- **The task**:
Without altering anything, output the material below.

- **Material supplied**:

[START]

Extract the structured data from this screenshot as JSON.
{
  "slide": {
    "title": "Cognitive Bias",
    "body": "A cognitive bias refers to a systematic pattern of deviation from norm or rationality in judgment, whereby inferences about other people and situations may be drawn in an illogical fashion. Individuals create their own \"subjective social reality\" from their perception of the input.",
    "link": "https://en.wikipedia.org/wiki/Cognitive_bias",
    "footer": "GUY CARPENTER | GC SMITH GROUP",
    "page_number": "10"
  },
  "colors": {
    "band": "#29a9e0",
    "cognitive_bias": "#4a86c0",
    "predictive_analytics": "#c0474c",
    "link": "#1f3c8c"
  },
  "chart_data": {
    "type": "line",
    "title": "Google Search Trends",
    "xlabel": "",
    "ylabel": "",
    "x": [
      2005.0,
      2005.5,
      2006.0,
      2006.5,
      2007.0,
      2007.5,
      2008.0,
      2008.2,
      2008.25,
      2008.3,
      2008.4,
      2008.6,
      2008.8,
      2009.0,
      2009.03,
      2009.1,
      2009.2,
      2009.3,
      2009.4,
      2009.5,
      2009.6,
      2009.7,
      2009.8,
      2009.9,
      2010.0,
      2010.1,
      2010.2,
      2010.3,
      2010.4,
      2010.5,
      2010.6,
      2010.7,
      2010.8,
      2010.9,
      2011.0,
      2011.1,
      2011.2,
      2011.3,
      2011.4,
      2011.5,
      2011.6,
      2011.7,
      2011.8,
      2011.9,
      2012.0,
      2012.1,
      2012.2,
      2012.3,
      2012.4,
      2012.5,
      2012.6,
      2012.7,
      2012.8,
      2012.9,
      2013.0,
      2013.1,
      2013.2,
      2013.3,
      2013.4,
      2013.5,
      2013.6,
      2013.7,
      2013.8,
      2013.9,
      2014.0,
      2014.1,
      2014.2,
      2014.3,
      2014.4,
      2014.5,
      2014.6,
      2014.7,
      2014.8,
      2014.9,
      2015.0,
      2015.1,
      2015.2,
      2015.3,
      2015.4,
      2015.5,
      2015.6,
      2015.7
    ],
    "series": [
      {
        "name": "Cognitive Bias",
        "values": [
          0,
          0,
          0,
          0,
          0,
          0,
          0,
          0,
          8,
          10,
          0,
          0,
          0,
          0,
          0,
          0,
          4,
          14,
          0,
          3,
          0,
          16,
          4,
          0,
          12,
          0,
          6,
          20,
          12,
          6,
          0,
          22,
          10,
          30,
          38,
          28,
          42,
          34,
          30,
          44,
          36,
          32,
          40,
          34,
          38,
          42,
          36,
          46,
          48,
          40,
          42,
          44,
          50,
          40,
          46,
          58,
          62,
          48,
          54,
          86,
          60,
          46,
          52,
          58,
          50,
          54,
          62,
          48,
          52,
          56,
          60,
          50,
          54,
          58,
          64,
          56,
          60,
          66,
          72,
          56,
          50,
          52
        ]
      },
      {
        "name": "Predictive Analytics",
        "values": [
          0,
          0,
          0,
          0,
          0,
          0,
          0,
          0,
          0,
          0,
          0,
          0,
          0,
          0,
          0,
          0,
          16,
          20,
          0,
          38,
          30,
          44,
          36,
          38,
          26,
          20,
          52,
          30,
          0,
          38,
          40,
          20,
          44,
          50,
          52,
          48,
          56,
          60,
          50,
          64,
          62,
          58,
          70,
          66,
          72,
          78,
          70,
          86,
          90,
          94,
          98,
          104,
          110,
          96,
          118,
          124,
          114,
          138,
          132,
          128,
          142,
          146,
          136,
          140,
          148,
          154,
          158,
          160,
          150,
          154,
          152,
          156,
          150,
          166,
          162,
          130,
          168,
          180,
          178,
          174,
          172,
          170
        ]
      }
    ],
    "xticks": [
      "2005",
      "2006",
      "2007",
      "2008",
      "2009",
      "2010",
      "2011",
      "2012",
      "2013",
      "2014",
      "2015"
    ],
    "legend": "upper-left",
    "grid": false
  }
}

[END]

- **Task answer**:
Extract the structured data from this screenshot as JSON.
{
  "slide": {
    "title": "Cognitive Bias",
    "body": "A cognitive bias refers to a systematic pattern of deviation from norm or rationality in judgment, whereby inferences about other people and situations may be drawn in an illogical fashion. Individuals create their own \"subjective social reality\" from their perception of the input.",
    "link": "https://en.wikipedia.org/wiki/Cognitive_bias",
    "footer": "GUY CARPENTER | GC SMITH GROUP",
    "page_number": "10"
  },
  "colors": {
    "band": "#29a9e0",
    "cognitive_bias": "#4a86c0",
    "predictive_analytics": "#c0474c",
    "link": "#1f3c8c"
  },
  "chart_data": {
    "type": "line",
    "title": "Google Search Trends",
    "xlabel": "",
    "ylabel": "",
    "x": [
      2005.0,
      2005.5,
      2006.0,
      2006.5,
      2007.0,
      2007.5,
      2008.0,
      2008.2,
      2008.25,
      2008.3,
      2008.4,
      2008.6,
      2008.8,
      2009.0,
      2009.03,
      2009.1,
      2009.2,
      2009.3,
      2009.4,
      2009.5,
      2009.6,
      2009.7,
      2009.8,
      2009.9,
      2010.0,
      2010.1,
      2010.2,
      2010.3,
      2010.4,
      2010.5,
      2010.6,
      2010.7,
      2010.8,
      2010.9,
      2011.0,
      2011.1,
      2011.2,
      2011.3,
      2011.4,
      2011.5,
      2011.6,
      2011.7,
      2011.8,
      2011.9,
      2012.0,
      2012.1,
      2012.2,
      2012.3,
      2012.4,
      2012.5,
      2012.6,
      2012.7,
      2012.8,
      2012.9,
      2013.0,
      2013.1,
      2013.2,
      2013.3,
      2013.4,
      2013.5,
      2013.6,
      2013.7,
      2013.8,
      2013.9,
      2014.0,
      2014.1,
      2014.2,
      2014.3,
      2014.4,
      2014.5,
      2014.6,
      2014.7,
      2014.8,
      2014.9,
      2015.0,
      2015.1,
      2015.2,
      2015.3,
      2015.4,
      2015.5,
      2015.6,
      2015.7
    ],
    "series": [
      {
        "name": "Cognitive Bias",
        "values": [
          0,
          0,
          0,
          0,
          0,
          0,
          0,
          0,
          8,
          10,
          0,
          0,
          0,
          0,
          0,
          0,
          4,
          14,
          0,
          3,
          0,
          16,
          4,
          0,
          12,
          0,
          6,
          20,
          12,
          6,
          0,
          22,
          10,
          30,
          38,
          28,
          42,
          34,
          30,
          44,
          36,
          32,
          40,
          34,
          38,
          42,
          36,
          46,
          48,
          40,
          42,
          44,
          50,
          40,
          46,
          58,
          62,
          48,
          54,
          86,
          60,
          46,
          52,
          58,
          50,
          54,
          62,
          48,
          52,
          56,
          60,
          50,
          54,
          58,
          64,
          56,
          60,
          66,
          72,
          56,
          50,
          52
        ]
      },
      {
        "name": "Predictive Analytics",
        "values": [
          0,
          0,
          0,
          0,
          0,
          0,
          0,
          0,
          0,
          0,
          0,
          0,
          0,
          0,
          0,
          0,
          16,
          20,
          0,
          38,
          30,
          44,
          36,
          38,
          26,
          20,
          52,
          30,
          0,
          38,
          40,
          20,
          44,
          50,
          52,
          48,
          56,
          60,
          50,
          64,
          62,
          58,
          70,
          66,
          72,
          78,
          70,
          86,
          90,
          94,
          98,
          104,
          110,
          96,
          118,
          124,
          114,
          138,
          132,
          128,
          142,
          146,
          136,
          140,
          148,
          154,
          158,
          160,
          150,
          154,
          152,
          156,
          150,
          166,
          162,
          130,
          168,
          180,
          178,
          174,
          172,
          170
        ]
      }
    ],
    "xticks": [
      "2005",
      "2006",
      "2007",
      "2008",
      "2009",
      "2010",
      "2011",
      "2012",
      "2013",
      "2014",
      "2015"
    ],
    "legend": "upper-left",
    "grid": false
  }
}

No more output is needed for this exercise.